> _STATED TASK_
Beneath this task is a listing; retype all of it exactly.

> _PROVIDED DATA_
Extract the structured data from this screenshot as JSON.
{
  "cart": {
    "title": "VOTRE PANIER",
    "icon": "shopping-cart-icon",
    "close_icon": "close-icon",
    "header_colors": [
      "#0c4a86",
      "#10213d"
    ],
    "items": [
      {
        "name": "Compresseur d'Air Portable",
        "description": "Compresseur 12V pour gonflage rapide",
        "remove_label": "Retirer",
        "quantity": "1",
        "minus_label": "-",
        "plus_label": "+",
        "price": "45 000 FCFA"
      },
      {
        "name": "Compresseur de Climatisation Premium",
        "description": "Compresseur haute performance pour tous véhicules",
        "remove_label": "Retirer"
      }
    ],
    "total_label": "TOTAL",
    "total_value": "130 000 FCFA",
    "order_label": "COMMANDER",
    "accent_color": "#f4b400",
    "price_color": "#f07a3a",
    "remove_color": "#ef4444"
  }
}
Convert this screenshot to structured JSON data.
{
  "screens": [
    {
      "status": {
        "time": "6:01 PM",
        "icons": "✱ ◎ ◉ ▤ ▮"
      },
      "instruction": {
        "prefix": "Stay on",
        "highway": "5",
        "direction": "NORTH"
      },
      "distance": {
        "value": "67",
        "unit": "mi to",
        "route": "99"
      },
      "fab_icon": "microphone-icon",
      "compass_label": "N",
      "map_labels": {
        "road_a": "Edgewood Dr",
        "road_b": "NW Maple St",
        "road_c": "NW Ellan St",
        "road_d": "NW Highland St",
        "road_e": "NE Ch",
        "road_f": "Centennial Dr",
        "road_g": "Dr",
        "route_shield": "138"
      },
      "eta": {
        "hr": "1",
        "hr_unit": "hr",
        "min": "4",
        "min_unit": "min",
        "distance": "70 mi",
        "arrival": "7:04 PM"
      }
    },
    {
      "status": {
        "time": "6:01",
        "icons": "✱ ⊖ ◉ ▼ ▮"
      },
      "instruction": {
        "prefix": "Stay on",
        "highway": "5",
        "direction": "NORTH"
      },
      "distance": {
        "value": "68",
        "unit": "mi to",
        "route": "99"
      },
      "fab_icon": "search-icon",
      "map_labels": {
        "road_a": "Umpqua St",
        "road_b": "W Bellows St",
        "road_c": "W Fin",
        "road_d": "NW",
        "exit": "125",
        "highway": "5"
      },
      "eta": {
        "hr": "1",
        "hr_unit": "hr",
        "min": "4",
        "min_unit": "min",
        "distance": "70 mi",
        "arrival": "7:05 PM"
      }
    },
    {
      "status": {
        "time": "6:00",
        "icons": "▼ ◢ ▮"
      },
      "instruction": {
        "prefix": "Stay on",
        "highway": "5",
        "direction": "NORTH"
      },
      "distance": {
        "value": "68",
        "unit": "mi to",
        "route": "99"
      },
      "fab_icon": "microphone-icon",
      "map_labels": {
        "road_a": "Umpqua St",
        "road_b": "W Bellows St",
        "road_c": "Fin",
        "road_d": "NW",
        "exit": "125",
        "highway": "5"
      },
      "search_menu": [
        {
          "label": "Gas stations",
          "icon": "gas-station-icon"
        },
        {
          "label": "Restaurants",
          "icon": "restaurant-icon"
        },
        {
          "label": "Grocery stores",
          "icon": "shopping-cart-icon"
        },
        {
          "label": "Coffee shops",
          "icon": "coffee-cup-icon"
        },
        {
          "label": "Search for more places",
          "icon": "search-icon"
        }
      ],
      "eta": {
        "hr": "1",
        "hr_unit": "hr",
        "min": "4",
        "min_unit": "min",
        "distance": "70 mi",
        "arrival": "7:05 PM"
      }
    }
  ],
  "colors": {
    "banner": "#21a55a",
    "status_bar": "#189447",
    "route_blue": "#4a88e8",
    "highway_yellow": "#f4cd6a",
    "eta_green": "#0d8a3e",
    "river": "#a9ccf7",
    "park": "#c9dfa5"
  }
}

> _PROBLEM SOLUTION_
Extract the structured data from this screenshot as JSON.
{
  "cart": {
    "title": "VOTRE PANIER",
    "icon": "shopping-cart-icon",
    "close_icon": "close-icon",
    "header_colors": [
      "#0c4a86",
      "#10213d"
    ],
    "items": [
      {
        "name": "Compresseur d'Air Portable",
        "description": "Compresseur 12V pour gonflage rapide",
        "remove_label": "Retirer",
        "quantity": "1",
        "minus_label": "-",
        "plus_label": "+",
        "price": "45 000 FCFA"
      },
      {
        "name": "Compresseur de Climatisation Premium",
        "description": "Compresseur haute performance pour tous véhicules",
        "remove_label": "Retirer"
      }
    ],
    "total_label": "TOTAL",
    "total_value": "130 000 FCFA",
    "order_label": "COMMANDER",
    "accent_color": "#f4b400",
    "price_color": "#f07a3a",
    "remove_color": "#ef4444"
  }
}
Convert this screenshot to structured JSON data.
{
  "screens": [
    {
      "status": {
        "time": "6:01 PM",
        "icons": "✱ ◎ ◉ ▤ ▮"
      },
      "instruction": {
        "prefix": "Stay on",
        "highway": "5",
        "direction": "NORTH"
      },
      "distance": {
        "value": "67",
        "unit": "mi to",
        "route": "99"
      },
      "fab_icon": "microphone-icon",
      "compass_label": "N",
      "map_labels": {
        "road_a": "Edgewood Dr",
        "road_b": "NW Maple St",
        "road_c": "NW Ellan St",
        "road_d": "NW Highland St",
        "road_e": "NE Ch",
        "road_f": "Centennial Dr",
        "road_g": "Dr",
        "route_shield": "138"
      },
      "eta": {
        "hr": "1",
        "hr_unit": "hr",
        "min": "4",
        "min_unit": "min",
        "distance": "70 mi",
        "arrival": "7:04 PM"
      }
    },
    {
      "status": {
        "time": "6:01",
        "icons": "✱ ⊖ ◉ ▼ ▮"
      },
      "instruction": {
        "prefix": "Stay on",
        "highway": "5",
        "direction": "NORTH"
      },
      "distance": {
        "value": "68",
        "unit": "mi to",
        "route": "99"
      },
      "fab_icon": "search-icon",
      "map_labels": {
        "road_a": "Umpqua St",
        "road_b": "W Bellows St",
        "road_c": "W Fin",
        "road_d": "NW",
        "exit": "125",
        "highway": "5"
      },
      "eta": {
        "hr": "1",
        "hr_unit": "hr",
        "min": "4",
        "min_unit": "min",
        "distance": "70 mi",
        "arrival": "7:05 PM"
      }
    },
    {
      "status": {
        "time": "6:00",
        "icons": "▼ ◢ ▮"
      },
      "instruction": {
        "prefix": "Stay on",
        "highway": "5",
        "direction": "NORTH"
      },
      "distance": {
        "value": "68",
        "unit": "mi to",
        "route": "99"
      },
      "fab_icon": "microphone-icon",
      "map_labels": {
        "road_a": "Umpqua St",
        "road_b": "W Bellows St",
        "road_c": "Fin",
        "road_d": "NW",
        "exit": "125",
        "highway": "5"
      },
      "search_menu": [
        {
          "label": "Gas stations",
          "icon": "gas-station-icon"
        },
        {
          "label": "Restaurants",
          "icon": "restaurant-icon"
        },
        {
          "label": "Grocery stores",
          "icon": "shopping-cart-icon"
        },
        {
          "label": "Coffee shops",
          "icon": "coffee-cup-icon"
        },
        {
          "label": "Search for more places",
          "icon": "search-icon"
        }
      ],
      "eta": {
        "hr": "1",
        "hr_unit": "hr",
        "min": "4",
        "min_unit": "min",
        "distance": "70 mi",
        "arrival": "7:05 PM"
      }
    }
  ],
  "colors": {
    "banner": "#21a55a",
    "status_bar": "#189447",
    "route_blue": "#4a88e8",
    "highway_yellow": "#f4cd6a",
    "eta_green": "#0d8a3e",
    "river": "#a9ccf7",
    "park": "#c9dfa5"
  }
}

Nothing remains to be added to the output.